» **A run of records**
# # #

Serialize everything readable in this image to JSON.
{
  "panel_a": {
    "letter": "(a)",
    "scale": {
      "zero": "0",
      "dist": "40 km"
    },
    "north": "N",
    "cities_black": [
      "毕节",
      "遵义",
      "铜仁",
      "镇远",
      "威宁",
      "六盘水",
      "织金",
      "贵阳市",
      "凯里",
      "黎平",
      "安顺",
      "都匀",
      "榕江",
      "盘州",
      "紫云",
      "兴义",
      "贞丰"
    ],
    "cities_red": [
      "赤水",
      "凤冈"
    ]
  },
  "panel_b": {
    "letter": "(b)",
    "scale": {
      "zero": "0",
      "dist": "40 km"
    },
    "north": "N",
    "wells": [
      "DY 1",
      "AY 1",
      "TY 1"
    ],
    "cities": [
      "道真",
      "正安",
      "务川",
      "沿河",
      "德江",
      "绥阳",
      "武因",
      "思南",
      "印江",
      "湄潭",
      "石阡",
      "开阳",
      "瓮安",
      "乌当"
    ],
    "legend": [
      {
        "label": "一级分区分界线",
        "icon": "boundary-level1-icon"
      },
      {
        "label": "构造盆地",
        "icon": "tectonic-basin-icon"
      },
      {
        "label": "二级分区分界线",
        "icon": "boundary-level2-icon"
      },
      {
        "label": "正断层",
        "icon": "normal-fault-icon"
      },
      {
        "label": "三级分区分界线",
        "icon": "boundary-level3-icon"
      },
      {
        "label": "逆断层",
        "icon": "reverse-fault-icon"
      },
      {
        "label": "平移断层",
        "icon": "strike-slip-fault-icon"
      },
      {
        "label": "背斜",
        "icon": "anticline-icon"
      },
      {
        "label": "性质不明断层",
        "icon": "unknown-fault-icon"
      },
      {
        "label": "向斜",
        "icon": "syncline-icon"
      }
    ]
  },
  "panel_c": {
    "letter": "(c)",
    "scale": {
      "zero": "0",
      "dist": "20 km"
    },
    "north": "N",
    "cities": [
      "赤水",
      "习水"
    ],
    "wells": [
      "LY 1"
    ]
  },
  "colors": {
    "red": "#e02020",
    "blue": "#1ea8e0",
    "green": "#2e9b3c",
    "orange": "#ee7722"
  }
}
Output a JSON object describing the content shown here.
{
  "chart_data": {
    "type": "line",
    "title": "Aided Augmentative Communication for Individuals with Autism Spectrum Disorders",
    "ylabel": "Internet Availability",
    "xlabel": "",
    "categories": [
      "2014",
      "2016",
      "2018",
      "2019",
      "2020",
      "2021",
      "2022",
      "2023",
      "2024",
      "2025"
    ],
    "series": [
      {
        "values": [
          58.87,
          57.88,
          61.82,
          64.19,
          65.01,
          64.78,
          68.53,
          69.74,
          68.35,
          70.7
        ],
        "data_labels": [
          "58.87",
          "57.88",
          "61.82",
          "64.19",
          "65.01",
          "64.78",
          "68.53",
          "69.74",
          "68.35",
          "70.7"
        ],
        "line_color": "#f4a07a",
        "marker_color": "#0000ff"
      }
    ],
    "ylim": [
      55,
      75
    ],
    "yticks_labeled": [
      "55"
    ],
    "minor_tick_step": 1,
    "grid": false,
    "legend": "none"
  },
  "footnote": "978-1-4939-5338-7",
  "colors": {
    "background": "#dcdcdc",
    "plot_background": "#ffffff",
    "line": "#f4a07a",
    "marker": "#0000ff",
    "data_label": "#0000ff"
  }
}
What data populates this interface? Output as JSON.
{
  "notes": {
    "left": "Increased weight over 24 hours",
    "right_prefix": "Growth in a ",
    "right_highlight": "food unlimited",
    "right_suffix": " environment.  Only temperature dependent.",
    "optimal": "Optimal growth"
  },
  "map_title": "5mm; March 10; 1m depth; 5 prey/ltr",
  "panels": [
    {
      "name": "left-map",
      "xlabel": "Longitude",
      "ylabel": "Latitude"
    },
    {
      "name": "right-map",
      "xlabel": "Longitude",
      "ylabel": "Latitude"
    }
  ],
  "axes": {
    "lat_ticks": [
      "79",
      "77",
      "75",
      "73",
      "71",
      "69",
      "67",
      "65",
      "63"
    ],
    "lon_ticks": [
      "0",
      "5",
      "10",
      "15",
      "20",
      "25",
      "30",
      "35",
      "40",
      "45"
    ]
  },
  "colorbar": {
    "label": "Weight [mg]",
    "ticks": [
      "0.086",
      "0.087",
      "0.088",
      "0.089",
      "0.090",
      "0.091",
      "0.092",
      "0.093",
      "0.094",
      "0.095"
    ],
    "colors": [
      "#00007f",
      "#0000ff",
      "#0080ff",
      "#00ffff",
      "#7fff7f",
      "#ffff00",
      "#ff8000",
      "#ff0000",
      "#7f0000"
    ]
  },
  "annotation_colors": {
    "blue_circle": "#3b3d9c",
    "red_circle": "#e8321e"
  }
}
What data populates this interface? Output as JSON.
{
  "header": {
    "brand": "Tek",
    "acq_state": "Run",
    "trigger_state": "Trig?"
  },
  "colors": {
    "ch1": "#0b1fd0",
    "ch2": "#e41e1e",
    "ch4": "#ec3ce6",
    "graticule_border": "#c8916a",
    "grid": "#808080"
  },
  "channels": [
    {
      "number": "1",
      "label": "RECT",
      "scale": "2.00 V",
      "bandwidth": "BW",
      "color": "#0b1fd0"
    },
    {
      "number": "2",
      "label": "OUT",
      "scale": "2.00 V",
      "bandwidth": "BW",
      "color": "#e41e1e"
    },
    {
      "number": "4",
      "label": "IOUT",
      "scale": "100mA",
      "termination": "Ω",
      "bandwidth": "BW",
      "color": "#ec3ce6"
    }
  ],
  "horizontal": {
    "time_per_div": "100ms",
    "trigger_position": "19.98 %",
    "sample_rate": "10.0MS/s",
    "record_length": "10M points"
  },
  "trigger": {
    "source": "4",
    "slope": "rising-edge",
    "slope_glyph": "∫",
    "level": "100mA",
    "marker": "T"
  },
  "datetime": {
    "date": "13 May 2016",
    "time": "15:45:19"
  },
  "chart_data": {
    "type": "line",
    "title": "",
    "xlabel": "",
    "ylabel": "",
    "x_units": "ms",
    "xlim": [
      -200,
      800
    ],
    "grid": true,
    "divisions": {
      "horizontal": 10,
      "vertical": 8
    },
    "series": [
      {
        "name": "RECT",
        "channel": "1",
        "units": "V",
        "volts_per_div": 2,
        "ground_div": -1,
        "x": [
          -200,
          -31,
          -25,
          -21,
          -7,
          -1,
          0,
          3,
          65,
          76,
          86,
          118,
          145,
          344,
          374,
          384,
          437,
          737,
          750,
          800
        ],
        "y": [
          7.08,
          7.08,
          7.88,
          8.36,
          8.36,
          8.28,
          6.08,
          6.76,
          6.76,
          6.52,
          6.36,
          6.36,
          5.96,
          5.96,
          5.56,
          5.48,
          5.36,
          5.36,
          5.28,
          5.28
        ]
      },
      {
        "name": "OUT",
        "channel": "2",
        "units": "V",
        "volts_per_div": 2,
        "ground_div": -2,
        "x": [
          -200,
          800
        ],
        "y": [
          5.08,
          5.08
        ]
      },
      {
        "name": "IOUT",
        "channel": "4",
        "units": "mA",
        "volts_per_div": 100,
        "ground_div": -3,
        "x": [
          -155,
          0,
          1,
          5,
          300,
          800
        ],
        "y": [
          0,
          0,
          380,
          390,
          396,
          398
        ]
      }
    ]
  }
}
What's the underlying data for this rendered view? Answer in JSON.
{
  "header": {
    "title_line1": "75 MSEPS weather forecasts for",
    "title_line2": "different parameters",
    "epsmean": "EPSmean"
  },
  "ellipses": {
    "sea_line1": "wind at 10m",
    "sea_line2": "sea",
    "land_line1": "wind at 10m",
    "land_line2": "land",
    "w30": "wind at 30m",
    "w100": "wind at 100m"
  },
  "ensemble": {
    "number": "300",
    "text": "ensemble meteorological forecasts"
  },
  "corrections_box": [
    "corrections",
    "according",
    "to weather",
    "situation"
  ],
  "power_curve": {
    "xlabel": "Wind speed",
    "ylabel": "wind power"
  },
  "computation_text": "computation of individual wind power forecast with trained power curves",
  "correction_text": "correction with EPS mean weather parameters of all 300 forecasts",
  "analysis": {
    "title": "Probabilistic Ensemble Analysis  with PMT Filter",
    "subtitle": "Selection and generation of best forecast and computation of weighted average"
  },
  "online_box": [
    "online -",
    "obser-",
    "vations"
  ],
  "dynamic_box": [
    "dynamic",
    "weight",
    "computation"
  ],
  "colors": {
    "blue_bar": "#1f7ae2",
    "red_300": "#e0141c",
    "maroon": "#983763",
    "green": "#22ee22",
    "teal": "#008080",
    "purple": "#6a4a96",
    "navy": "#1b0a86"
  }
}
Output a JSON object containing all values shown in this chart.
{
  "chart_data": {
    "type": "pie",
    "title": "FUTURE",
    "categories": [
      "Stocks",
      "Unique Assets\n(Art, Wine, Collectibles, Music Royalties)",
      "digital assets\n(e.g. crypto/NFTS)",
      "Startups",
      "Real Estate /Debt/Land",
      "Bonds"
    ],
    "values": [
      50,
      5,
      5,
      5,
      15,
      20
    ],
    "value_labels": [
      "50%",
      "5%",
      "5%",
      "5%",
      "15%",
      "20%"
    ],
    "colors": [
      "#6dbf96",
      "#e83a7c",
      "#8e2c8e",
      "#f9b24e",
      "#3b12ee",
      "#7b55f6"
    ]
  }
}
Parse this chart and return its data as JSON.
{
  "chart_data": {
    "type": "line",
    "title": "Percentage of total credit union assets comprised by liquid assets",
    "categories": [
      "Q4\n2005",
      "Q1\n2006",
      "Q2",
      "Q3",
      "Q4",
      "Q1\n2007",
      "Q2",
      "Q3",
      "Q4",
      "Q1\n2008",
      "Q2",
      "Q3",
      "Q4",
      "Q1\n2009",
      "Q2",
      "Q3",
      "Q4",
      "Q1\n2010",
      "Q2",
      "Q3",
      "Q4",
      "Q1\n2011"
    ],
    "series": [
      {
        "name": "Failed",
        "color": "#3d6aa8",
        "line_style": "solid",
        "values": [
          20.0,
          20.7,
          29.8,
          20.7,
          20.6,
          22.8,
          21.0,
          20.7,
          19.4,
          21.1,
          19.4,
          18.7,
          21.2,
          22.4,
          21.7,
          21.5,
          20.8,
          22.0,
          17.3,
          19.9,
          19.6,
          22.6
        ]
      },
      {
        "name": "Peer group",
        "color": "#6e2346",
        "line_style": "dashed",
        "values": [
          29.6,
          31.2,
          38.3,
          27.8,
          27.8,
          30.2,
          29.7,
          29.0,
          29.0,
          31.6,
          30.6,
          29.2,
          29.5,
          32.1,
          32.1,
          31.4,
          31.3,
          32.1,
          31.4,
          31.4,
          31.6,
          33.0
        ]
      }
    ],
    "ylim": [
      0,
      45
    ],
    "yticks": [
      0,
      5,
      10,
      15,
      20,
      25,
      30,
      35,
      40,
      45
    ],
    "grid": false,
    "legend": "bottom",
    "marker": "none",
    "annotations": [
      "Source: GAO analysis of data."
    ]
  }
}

# # #

» **Given request**
Go through the data and gather every line that holds "Output".

» **Right answer**
Output a JSON object describing the content shown here.
What data populates this interface? Output as JSON.
What data populates this interface? Output as JSON.
Output a JSON object containing all values shown in this chart.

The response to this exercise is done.